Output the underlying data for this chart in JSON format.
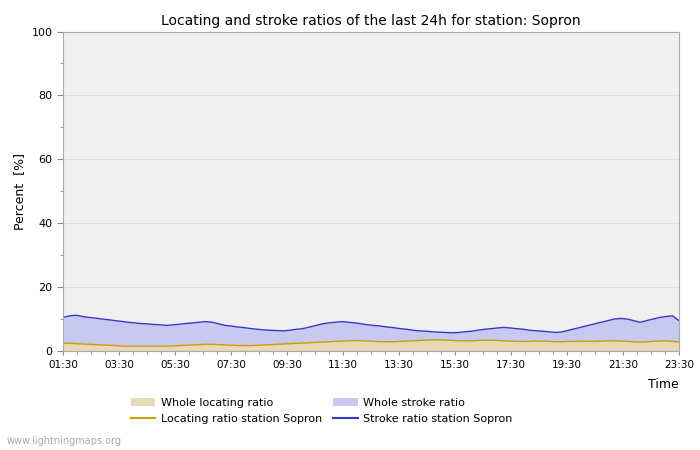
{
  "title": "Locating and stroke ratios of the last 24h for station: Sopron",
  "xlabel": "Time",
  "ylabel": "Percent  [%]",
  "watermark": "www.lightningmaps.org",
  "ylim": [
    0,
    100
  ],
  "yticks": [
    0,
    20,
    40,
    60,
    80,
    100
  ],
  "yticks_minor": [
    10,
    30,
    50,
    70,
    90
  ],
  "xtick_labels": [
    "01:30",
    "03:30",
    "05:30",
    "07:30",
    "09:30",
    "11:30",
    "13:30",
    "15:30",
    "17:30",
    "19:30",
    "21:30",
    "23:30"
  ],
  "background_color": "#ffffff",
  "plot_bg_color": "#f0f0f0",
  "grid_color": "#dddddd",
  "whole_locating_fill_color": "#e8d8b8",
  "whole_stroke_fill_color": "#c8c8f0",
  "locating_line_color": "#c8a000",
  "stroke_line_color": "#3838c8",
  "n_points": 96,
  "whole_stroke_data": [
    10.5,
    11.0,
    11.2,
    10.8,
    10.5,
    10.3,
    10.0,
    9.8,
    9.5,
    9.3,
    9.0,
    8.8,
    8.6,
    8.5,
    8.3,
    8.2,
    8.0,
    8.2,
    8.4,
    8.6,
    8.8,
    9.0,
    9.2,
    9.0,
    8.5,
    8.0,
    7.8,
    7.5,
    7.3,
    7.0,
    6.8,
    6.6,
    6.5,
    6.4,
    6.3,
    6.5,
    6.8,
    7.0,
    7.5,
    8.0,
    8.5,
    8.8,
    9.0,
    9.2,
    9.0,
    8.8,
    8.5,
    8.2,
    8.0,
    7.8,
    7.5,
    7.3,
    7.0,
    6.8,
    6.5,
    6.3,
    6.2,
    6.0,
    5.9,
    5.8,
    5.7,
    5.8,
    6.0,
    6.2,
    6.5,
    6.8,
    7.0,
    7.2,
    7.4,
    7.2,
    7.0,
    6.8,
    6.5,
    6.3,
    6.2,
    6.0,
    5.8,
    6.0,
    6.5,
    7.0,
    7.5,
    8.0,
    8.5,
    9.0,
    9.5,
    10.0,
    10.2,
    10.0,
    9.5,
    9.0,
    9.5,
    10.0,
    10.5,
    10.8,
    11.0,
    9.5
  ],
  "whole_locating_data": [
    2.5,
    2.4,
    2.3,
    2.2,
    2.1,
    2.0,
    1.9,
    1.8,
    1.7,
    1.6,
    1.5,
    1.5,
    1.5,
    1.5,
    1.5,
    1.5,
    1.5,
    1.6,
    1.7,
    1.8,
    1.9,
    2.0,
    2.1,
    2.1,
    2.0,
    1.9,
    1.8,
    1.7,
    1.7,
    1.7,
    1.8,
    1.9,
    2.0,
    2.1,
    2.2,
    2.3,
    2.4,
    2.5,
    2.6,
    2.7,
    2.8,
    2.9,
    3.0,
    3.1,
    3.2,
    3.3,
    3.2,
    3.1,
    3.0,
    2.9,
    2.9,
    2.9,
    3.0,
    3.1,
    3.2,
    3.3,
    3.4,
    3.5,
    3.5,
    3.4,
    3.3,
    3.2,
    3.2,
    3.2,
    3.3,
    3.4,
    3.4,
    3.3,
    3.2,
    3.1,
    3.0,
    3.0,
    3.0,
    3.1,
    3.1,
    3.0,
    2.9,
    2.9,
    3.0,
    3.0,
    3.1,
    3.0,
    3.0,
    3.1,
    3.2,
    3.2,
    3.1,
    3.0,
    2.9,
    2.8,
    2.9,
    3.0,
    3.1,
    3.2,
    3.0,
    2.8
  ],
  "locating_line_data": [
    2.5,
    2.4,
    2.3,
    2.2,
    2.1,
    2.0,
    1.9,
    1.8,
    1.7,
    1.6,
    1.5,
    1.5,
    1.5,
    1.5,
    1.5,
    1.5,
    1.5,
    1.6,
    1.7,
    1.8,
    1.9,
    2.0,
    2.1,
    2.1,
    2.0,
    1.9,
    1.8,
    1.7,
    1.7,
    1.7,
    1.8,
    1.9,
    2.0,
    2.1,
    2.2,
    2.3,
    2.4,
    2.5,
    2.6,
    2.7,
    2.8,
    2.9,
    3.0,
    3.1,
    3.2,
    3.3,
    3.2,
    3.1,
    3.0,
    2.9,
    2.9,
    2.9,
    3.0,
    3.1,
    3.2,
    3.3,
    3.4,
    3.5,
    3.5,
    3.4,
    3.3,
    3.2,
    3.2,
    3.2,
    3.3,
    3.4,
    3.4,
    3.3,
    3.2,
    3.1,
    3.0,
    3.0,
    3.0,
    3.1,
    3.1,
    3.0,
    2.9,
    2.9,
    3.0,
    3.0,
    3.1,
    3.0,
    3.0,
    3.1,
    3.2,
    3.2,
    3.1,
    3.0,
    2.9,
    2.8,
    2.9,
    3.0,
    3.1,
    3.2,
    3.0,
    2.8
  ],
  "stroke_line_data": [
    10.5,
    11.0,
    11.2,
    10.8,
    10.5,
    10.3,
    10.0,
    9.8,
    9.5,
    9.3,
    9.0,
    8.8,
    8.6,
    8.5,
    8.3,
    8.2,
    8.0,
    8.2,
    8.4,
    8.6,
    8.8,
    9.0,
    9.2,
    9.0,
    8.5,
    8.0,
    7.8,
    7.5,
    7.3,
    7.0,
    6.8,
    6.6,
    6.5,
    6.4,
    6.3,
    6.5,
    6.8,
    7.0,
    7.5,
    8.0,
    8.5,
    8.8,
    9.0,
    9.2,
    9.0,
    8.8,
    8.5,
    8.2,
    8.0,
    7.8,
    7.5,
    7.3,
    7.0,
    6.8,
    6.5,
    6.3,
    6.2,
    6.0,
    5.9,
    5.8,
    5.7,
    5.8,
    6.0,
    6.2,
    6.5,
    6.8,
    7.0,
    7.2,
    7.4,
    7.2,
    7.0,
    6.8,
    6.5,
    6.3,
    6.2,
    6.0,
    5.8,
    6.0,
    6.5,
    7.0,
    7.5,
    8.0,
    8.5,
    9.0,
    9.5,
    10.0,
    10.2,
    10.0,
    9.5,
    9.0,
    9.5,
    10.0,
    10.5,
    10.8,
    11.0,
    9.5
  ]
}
###
Task instructions: Pictures excluded, quote all the data above exactly.

Output below:
Output the underlying data for this chart in JSON format.
{
  "title": "Locating and stroke ratios of the last 24h for station: Sopron",
  "xlabel": "Time",
  "ylabel": "Percent  [%]",
  "watermark": "www.lightningmaps.org",
  "ylim": [
    0,
    100
  ],
  "yticks": [
    0,
    20,
    40,
    60,
    80,
    100
  ],
  "yticks_minor": [
    10,
    30,
    50,
    70,
    90
  ],
  "xtick_labels": [
    "01:30",
    "03:30",
    "05:30",
    "07:30",
    "09:30",
    "11:30",
    "13:30",
    "15:30",
    "17:30",
    "19:30",
    "21:30",
    "23:30"
  ],
  "background_color": "#ffffff",
  "plot_bg_color": "#f0f0f0",
  "grid_color": "#dddddd",
  "whole_locating_fill_color": "#e8d8b8",
  "whole_stroke_fill_color": "#c8c8f0",
  "locating_line_color": "#c8a000",
  "stroke_line_color": "#3838c8",
  "n_points": 96,
  "whole_stroke_data": [
    10.5,
    11.0,
    11.2,
    10.8,
    10.5,
    10.3,
    10.0,
    9.8,
    9.5,
    9.3,
    9.0,
    8.8,
    8.6,
    8.5,
    8.3,
    8.2,
    8.0,
    8.2,
    8.4,
    8.6,
    8.8,
    9.0,
    9.2,
    9.0,
    8.5,
    8.0,
    7.8,
    7.5,
    7.3,
    7.0,
    6.8,
    6.6,
    6.5,
    6.4,
    6.3,
    6.5,
    6.8,
    7.0,
    7.5,
    8.0,
    8.5,
    8.8,
    9.0,
    9.2,
    9.0,
    8.8,
    8.5,
    8.2,
    8.0,
    7.8,
    7.5,
    7.3,
    7.0,
    6.8,
    6.5,
    6.3,
    6.2,
    6.0,
    5.9,
    5.8,
    5.7,
    5.8,
    6.0,
    6.2,
    6.5,
    6.8,
    7.0,
    7.2,
    7.4,
    7.2,
    7.0,
    6.8,
    6.5,
    6.3,
    6.2,
    6.0,
    5.8,
    6.0,
    6.5,
    7.0,
    7.5,
    8.0,
    8.5,
    9.0,
    9.5,
    10.0,
    10.2,
    10.0,
    9.5,
    9.0,
    9.5,
    10.0,
    10.5,
    10.8,
    11.0,
    9.5
  ],
  "whole_locating_data": [
    2.5,
    2.4,
    2.3,
    2.2,
    2.1,
    2.0,
    1.9,
    1.8,
    1.7,
    1.6,
    1.5,
    1.5,
    1.5,
    1.5,
    1.5,
    1.5,
    1.5,
    1.6,
    1.7,
    1.8,
    1.9,
    2.0,
    2.1,
    2.1,
    2.0,
    1.9,
    1.8,
    1.7,
    1.7,
    1.7,
    1.8,
    1.9,
    2.0,
    2.1,
    2.2,
    2.3,
    2.4,
    2.5,
    2.6,
    2.7,
    2.8,
    2.9,
    3.0,
    3.1,
    3.2,
    3.3,
    3.2,
    3.1,
    3.0,
    2.9,
    2.9,
    2.9,
    3.0,
    3.1,
    3.2,
    3.3,
    3.4,
    3.5,
    3.5,
    3.4,
    3.3,
    3.2,
    3.2,
    3.2,
    3.3,
    3.4,
    3.4,
    3.3,
    3.2,
    3.1,
    3.0,
    3.0,
    3.0,
    3.1,
    3.1,
    3.0,
    2.9,
    2.9,
    3.0,
    3.0,
    3.1,
    3.0,
    3.0,
    3.1,
    3.2,
    3.2,
    3.1,
    3.0,
    2.9,
    2.8,
    2.9,
    3.0,
    3.1,
    3.2,
    3.0,
    2.8
  ],
  "locating_line_data": [
    2.5,
    2.4,
    2.3,
    2.2,
    2.1,
    2.0,
    1.9,
    1.8,
    1.7,
    1.6,
    1.5,
    1.5,
    1.5,
    1.5,
    1.5,
    1.5,
    1.5,
    1.6,
    1.7,
    1.8,
    1.9,
    2.0,
    2.1,
    2.1,
    2.0,
    1.9,
    1.8,
    1.7,
    1.7,
    1.7,
    1.8,
    1.9,
    2.0,
    2.1,
    2.2,
    2.3,
    2.4,
    2.5,
    2.6,
    2.7,
    2.8,
    2.9,
    3.0,
    3.1,
    3.2,
    3.3,
    3.2,
    3.1,
    3.0,
    2.9,
    2.9,
    2.9,
    3.0,
    3.1,
    3.2,
    3.3,
    3.4,
    3.5,
    3.5,
    3.4,
    3.3,
    3.2,
    3.2,
    3.2,
    3.3,
    3.4,
    3.4,
    3.3,
    3.2,
    3.1,
    3.0,
    3.0,
    3.0,
    3.1,
    3.1,
    3.0,
    2.9,
    2.9,
    3.0,
    3.0,
    3.1,
    3.0,
    3.0,
    3.1,
    3.2,
    3.2,
    3.1,
    3.0,
    2.9,
    2.8,
    2.9,
    3.0,
    3.1,
    3.2,
    3.0,
    2.8
  ],
  "stroke_line_data": [
    10.5,
    11.0,
    11.2,
    10.8,
    10.5,
    10.3,
    10.0,
    9.8,
    9.5,
    9.3,
    9.0,
    8.8,
    8.6,
    8.5,
    8.3,
    8.2,
    8.0,
    8.2,
    8.4,
    8.6,
    8.8,
    9.0,
    9.2,
    9.0,
    8.5,
    8.0,
    7.8,
    7.5,
    7.3,
    7.0,
    6.8,
    6.6,
    6.5,
    6.4,
    6.3,
    6.5,
    6.8,
    7.0,
    7.5,
    8.0,
    8.5,
    8.8,
    9.0,
    9.2,
    9.0,
    8.8,
    8.5,
    8.2,
    8.0,
    7.8,
    7.5,
    7.3,
    7.0,
    6.8,
    6.5,
    6.3,
    6.2,
    6.0,
    5.9,
    5.8,
    5.7,
    5.8,
    6.0,
    6.2,
    6.5,
    6.8,
    7.0,
    7.2,
    7.4,
    7.2,
    7.0,
    6.8,
    6.5,
    6.3,
    6.2,
    6.0,
    5.8,
    6.0,
    6.5,
    7.0,
    7.5,
    8.0,
    8.5,
    9.0,
    9.5,
    10.0,
    10.2,
    10.0,
    9.5,
    9.0,
    9.5,
    10.0,
    10.5,
    10.8,
    11.0,
    9.5
  ]
}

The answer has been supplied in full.